• **Problem statement**:
Set the following entries down again exactly, line by line.

• **Collected data entries**:

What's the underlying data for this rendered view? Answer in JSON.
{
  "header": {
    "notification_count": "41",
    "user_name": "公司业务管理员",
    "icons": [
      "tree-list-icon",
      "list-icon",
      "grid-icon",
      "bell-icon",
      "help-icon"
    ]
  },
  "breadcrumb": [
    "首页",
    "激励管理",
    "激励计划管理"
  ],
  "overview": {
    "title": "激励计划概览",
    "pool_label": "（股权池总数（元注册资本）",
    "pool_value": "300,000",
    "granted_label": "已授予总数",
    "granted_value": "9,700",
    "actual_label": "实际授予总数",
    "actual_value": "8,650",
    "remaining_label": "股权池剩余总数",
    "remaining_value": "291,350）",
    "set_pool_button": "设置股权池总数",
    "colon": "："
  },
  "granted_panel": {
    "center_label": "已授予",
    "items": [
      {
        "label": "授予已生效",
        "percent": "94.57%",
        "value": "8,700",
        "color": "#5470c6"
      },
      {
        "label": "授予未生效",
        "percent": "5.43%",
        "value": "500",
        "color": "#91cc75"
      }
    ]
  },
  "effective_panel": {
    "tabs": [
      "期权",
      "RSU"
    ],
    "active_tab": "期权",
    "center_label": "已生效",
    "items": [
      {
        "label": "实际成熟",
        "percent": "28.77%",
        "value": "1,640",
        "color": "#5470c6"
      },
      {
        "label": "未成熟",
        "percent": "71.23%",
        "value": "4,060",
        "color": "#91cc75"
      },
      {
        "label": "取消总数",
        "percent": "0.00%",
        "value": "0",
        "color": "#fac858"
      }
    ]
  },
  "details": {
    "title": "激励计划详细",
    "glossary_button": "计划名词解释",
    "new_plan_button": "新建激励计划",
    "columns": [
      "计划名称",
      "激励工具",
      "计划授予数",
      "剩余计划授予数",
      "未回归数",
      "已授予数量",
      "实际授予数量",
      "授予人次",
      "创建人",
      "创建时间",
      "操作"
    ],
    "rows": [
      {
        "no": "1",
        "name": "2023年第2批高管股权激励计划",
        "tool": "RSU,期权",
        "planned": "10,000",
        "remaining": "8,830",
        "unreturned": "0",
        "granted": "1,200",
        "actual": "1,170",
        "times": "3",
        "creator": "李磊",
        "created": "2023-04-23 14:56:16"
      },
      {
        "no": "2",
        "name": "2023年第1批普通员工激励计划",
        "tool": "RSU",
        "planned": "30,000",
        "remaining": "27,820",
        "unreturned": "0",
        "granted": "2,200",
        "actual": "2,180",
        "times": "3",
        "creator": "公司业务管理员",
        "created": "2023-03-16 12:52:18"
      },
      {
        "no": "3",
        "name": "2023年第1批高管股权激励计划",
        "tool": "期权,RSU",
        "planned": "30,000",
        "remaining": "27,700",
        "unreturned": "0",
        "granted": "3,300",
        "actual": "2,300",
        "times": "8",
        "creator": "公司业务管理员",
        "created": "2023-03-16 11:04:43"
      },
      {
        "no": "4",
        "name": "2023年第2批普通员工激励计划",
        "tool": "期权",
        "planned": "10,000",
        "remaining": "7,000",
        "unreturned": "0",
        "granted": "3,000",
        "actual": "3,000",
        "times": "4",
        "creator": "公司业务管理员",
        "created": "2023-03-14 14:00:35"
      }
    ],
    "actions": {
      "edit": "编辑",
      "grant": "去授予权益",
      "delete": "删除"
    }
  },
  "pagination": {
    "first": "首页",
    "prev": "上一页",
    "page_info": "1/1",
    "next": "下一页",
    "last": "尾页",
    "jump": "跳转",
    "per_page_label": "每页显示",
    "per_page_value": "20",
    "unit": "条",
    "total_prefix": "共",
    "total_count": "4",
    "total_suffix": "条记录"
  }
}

• **Exercise output**:
What's the underlying data for this rendered view? Answer in JSON.
{
  "header": {
    "notification_count": "41",
    "user_name": "公司业务管理员",
    "icons": [
      "tree-list-icon",
      "list-icon",
      "grid-icon",
      "bell-icon",
      "help-icon"
    ]
  },
  "breadcrumb": [
    "首页",
    "激励管理",
    "激励计划管理"
  ],
  "overview": {
    "title": "激励计划概览",
    "pool_label": "（股权池总数（元注册资本）",
    "pool_value": "300,000",
    "granted_label": "已授予总数",
    "granted_value": "9,700",
    "actual_label": "实际授予总数",
    "actual_value": "8,650",
    "remaining_label": "股权池剩余总数",
    "remaining_value": "291,350）",
    "set_pool_button": "设置股权池总数",
    "colon": "："
  },
  "granted_panel": {
    "center_label": "已授予",
    "items": [
      {
        "label": "授予已生效",
        "percent": "94.57%",
        "value": "8,700",
        "color": "#5470c6"
      },
      {
        "label": "授予未生效",
        "percent": "5.43%",
        "value": "500",
        "color": "#91cc75"
      }
    ]
  },
  "effective_panel": {
    "tabs": [
      "期权",
      "RSU"
    ],
    "active_tab": "期权",
    "center_label": "已生效",
    "items": [
      {
        "label": "实际成熟",
        "percent": "28.77%",
        "value": "1,640",
        "color": "#5470c6"
      },
      {
        "label": "未成熟",
        "percent": "71.23%",
        "value": "4,060",
        "color": "#91cc75"
      },
      {
        "label": "取消总数",
        "percent": "0.00%",
        "value": "0",
        "color": "#fac858"
      }
    ]
  },
  "details": {
    "title": "激励计划详细",
    "glossary_button": "计划名词解释",
    "new_plan_button": "新建激励计划",
    "columns": [
      "计划名称",
      "激励工具",
      "计划授予数",
      "剩余计划授予数",
      "未回归数",
      "已授予数量",
      "实际授予数量",
      "授予人次",
      "创建人",
      "创建时间",
      "操作"
    ],
    "rows": [
      {
        "no": "1",
        "name": "2023年第2批高管股权激励计划",
        "tool": "RSU,期权",
        "planned": "10,000",
        "remaining": "8,830",
        "unreturned": "0",
        "granted": "1,200",
        "actual": "1,170",
        "times": "3",
        "creator": "李磊",
        "created": "2023-04-23 14:56:16"
      },
      {
        "no": "2",
        "name": "2023年第1批普通员工激励计划",
        "tool": "RSU",
        "planned": "30,000",
        "remaining": "27,820",
        "unreturned": "0",
        "granted": "2,200",
        "actual": "2,180",
        "times": "3",
        "creator": "公司业务管理员",
        "created": "2023-03-16 12:52:18"
      },
      {
        "no": "3",
        "name": "2023年第1批高管股权激励计划",
        "tool": "期权,RSU",
        "planned": "30,000",
        "remaining": "27,700",
        "unreturned": "0",
        "granted": "3,300",
        "actual": "2,300",
        "times": "8",
        "creator": "公司业务管理员",
        "created": "2023-03-16 11:04:43"
      },
      {
        "no": "4",
        "name": "2023年第2批普通员工激励计划",
        "tool": "期权",
        "planned": "10,000",
        "remaining": "7,000",
        "unreturned": "0",
        "granted": "3,000",
        "actual": "3,000",
        "times": "4",
        "creator": "公司业务管理员",
        "created": "2023-03-14 14:00:35"
      }
    ],
    "actions": {
      "edit": "编辑",
      "grant": "去授予权益",
      "delete": "删除"
    }
  },
  "pagination": {
    "first": "首页",
    "prev": "上一页",
    "page_info": "1/1",
    "next": "下一页",
    "last": "尾页",
    "jump": "跳转",
    "per_page_label": "每页显示",
    "per_page_value": "20",
    "unit": "条",
    "total_prefix": "共",
    "total_count": "4",
    "total_suffix": "条记录"
  }
}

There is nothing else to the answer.